### Work required
Using the data below, gather each line that includes the word "height".

* Begin Data provided *

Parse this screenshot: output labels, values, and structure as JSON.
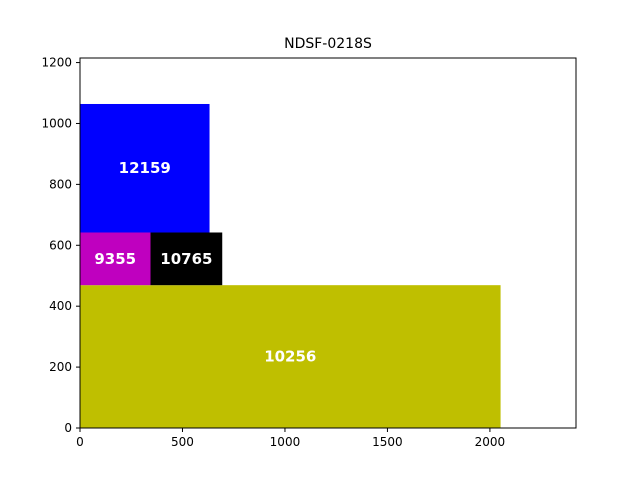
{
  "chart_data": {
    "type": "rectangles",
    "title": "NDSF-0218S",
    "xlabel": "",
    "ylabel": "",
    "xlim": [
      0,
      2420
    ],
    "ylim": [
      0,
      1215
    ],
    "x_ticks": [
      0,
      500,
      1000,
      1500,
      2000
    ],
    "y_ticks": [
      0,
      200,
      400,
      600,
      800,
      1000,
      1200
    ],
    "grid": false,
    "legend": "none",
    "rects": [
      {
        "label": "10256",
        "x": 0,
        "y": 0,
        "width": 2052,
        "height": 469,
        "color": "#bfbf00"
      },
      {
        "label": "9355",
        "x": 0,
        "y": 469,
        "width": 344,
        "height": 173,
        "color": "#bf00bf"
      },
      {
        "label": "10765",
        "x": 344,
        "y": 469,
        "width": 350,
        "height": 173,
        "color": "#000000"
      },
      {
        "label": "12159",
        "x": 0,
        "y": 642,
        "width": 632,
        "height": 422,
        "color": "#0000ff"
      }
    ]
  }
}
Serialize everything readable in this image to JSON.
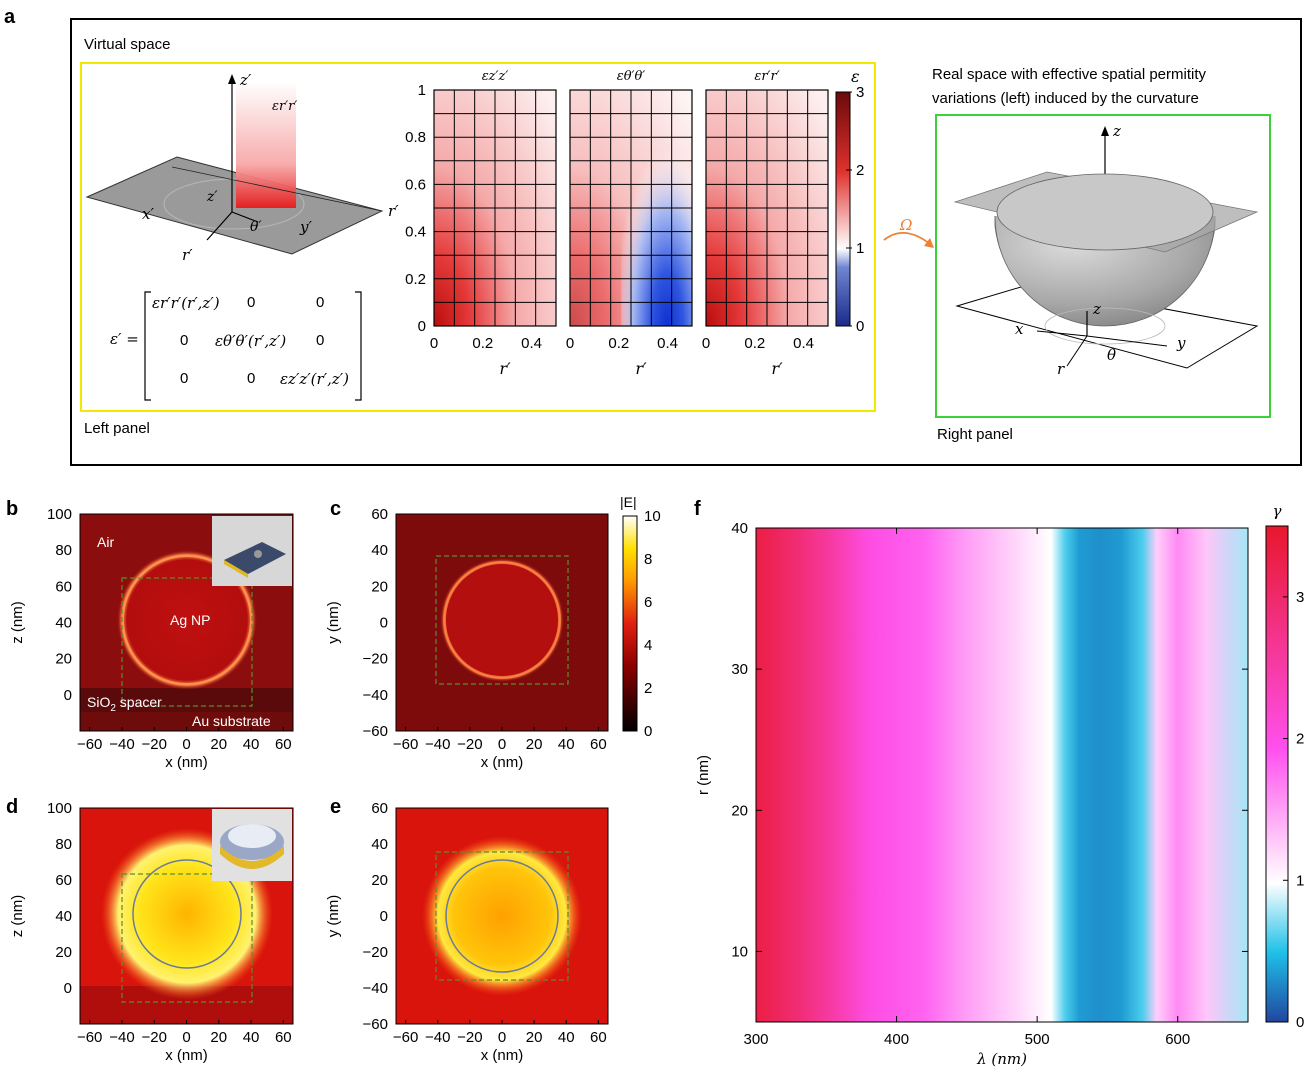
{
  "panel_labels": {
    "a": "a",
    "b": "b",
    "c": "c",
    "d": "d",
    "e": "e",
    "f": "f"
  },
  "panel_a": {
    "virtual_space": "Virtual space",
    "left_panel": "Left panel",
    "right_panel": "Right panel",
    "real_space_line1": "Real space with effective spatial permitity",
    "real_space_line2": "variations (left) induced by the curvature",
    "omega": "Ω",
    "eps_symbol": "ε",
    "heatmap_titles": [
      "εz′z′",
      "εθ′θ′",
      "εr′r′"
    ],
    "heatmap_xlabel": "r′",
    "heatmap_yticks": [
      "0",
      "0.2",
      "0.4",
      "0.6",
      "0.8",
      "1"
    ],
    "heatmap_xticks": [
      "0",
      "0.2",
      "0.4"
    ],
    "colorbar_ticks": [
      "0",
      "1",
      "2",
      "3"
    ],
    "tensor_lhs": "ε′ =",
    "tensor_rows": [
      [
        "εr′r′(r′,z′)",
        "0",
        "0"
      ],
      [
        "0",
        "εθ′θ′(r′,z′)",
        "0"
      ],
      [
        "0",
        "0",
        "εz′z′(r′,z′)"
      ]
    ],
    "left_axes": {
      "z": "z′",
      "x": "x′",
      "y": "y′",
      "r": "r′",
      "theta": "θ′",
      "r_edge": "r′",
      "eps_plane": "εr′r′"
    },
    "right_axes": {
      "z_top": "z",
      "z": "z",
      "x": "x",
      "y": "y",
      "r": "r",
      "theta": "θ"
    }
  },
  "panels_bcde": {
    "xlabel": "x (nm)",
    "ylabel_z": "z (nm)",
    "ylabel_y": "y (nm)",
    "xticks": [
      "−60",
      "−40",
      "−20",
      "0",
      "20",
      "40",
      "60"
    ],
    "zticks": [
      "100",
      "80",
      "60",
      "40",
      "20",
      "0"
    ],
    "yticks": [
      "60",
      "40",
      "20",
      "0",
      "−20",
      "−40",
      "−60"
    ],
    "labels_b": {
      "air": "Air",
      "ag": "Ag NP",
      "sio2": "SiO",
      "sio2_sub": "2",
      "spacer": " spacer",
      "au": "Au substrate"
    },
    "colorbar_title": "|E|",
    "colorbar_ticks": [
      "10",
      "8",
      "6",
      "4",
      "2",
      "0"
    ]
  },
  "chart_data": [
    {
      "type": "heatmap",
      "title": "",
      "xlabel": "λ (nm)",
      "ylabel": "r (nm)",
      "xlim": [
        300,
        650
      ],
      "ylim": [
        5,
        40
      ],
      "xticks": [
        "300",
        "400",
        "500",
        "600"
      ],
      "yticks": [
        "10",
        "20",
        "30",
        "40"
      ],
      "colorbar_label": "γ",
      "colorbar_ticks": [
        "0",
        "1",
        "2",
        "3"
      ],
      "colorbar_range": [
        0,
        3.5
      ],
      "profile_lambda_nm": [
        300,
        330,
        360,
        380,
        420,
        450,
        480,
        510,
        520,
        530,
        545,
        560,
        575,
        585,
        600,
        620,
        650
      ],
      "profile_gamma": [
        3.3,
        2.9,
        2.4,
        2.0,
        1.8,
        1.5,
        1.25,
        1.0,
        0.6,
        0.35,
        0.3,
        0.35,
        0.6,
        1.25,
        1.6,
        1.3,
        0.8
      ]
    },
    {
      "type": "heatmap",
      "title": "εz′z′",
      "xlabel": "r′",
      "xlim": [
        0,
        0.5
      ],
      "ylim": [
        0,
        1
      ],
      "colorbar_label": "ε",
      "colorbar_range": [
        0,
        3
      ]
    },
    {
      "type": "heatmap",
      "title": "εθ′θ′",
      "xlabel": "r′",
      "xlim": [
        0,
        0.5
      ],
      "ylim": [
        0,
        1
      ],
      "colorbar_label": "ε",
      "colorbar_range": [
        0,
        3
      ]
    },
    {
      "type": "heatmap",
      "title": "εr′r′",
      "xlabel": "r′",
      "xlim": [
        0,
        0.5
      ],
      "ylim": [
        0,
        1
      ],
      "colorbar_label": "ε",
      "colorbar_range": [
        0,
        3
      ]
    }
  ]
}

* End Data provided *

### Answer to this exercise
        "height": 469,
        "height": 173,
        "height": 173,
        "height": 422,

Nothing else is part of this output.